EXERCISE DESCRIPTION: Copy out all lines that carry the word "Setup".

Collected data
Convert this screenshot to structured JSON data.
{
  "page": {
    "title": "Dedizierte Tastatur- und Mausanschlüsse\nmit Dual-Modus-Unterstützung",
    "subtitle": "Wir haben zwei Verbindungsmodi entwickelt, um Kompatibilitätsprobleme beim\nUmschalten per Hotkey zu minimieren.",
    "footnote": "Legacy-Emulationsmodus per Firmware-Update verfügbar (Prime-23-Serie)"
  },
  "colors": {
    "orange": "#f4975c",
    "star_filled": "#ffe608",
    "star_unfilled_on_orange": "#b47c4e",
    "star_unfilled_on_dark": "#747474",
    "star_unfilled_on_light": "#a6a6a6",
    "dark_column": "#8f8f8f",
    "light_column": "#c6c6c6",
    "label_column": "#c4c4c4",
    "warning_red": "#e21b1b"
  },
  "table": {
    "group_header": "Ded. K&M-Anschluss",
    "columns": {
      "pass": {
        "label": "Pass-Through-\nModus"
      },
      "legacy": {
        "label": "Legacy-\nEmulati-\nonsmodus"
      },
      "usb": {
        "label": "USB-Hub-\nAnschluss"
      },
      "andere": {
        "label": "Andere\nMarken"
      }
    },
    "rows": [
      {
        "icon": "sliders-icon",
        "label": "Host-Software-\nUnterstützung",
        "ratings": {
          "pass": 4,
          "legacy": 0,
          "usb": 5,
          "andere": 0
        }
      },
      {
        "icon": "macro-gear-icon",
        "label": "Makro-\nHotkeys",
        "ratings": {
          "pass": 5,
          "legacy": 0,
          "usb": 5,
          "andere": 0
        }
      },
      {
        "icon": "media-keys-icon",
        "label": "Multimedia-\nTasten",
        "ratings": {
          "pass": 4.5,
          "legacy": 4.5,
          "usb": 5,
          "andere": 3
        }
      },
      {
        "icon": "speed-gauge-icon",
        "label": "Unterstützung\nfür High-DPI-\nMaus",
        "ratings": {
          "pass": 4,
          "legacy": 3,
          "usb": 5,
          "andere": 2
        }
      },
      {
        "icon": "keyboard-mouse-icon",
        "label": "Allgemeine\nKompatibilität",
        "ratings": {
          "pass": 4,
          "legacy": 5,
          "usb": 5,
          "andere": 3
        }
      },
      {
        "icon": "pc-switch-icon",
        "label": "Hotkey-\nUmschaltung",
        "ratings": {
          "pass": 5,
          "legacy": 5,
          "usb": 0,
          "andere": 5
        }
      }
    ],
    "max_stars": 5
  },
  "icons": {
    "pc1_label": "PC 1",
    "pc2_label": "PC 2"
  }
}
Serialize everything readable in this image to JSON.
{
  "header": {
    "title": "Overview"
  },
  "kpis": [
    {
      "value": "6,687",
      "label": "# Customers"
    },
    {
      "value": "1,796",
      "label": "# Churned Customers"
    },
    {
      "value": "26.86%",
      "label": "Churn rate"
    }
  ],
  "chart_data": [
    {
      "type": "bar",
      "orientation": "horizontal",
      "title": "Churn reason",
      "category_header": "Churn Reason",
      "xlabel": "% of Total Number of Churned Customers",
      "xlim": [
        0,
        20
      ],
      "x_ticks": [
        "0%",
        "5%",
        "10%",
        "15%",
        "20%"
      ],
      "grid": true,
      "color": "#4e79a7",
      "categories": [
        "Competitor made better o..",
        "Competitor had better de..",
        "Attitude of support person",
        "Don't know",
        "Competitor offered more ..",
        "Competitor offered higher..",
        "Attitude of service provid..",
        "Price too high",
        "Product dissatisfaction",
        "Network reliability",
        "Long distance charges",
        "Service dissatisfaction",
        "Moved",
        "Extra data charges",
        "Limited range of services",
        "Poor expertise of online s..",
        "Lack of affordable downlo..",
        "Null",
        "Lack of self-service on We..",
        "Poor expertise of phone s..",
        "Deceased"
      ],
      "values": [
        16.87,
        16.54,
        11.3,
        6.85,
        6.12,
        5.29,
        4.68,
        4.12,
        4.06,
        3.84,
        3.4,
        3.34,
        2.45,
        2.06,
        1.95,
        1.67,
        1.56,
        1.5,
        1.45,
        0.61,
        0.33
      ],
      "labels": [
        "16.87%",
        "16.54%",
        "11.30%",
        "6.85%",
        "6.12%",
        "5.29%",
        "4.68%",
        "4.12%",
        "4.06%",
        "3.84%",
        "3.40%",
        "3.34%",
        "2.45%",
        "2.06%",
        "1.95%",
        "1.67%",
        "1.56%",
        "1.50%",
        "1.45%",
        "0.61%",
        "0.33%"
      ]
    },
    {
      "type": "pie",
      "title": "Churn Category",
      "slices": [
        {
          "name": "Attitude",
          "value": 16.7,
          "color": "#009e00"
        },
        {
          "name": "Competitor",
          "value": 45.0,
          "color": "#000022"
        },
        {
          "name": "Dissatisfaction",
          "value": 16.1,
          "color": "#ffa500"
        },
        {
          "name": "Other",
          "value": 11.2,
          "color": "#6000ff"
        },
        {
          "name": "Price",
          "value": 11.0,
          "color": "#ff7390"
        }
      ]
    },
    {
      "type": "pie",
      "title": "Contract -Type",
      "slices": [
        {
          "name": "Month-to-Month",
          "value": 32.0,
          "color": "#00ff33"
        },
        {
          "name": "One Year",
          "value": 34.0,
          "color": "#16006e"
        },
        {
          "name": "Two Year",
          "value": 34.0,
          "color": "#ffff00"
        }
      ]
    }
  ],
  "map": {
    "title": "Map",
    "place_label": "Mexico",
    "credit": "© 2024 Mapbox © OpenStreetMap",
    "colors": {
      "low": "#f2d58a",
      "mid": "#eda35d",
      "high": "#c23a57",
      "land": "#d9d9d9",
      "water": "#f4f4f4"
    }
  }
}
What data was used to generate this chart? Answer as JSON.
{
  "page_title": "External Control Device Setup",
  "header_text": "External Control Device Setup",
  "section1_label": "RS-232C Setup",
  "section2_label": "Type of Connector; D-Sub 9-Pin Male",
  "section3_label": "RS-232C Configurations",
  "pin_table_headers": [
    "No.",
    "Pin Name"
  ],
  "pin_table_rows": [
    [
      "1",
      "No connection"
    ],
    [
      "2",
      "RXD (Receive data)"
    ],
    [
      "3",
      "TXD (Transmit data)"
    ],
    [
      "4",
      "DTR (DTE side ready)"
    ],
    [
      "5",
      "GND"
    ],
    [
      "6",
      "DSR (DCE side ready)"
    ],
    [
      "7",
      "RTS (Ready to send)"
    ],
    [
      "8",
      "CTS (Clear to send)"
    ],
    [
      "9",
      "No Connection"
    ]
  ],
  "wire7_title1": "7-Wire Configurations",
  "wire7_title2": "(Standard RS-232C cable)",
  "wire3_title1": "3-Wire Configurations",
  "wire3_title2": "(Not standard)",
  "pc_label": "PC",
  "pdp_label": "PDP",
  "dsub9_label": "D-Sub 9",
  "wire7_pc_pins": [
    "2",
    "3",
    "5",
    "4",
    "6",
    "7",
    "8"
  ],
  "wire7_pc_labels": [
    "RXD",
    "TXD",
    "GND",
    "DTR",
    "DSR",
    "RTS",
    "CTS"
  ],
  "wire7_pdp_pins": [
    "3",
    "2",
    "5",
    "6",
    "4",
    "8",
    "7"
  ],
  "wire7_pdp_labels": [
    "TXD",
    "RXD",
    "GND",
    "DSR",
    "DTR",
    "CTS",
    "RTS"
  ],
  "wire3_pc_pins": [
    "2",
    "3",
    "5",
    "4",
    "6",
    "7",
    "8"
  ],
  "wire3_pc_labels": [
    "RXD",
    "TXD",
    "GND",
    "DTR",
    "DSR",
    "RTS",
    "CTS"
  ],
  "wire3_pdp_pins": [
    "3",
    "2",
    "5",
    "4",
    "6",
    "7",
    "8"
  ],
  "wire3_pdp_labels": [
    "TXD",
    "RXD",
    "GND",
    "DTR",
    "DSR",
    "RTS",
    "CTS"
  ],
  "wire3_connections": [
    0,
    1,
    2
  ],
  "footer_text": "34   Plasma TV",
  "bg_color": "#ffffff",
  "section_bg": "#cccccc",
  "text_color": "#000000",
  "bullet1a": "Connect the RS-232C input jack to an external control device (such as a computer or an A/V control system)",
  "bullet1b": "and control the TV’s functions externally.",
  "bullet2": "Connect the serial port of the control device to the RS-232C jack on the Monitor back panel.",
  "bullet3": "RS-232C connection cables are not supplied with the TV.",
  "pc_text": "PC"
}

THE RESPONSE:
  "page_title": "External Control Device Setup",
  "header_text": "External Control Device Setup",
  "section1_label": "RS-232C Setup",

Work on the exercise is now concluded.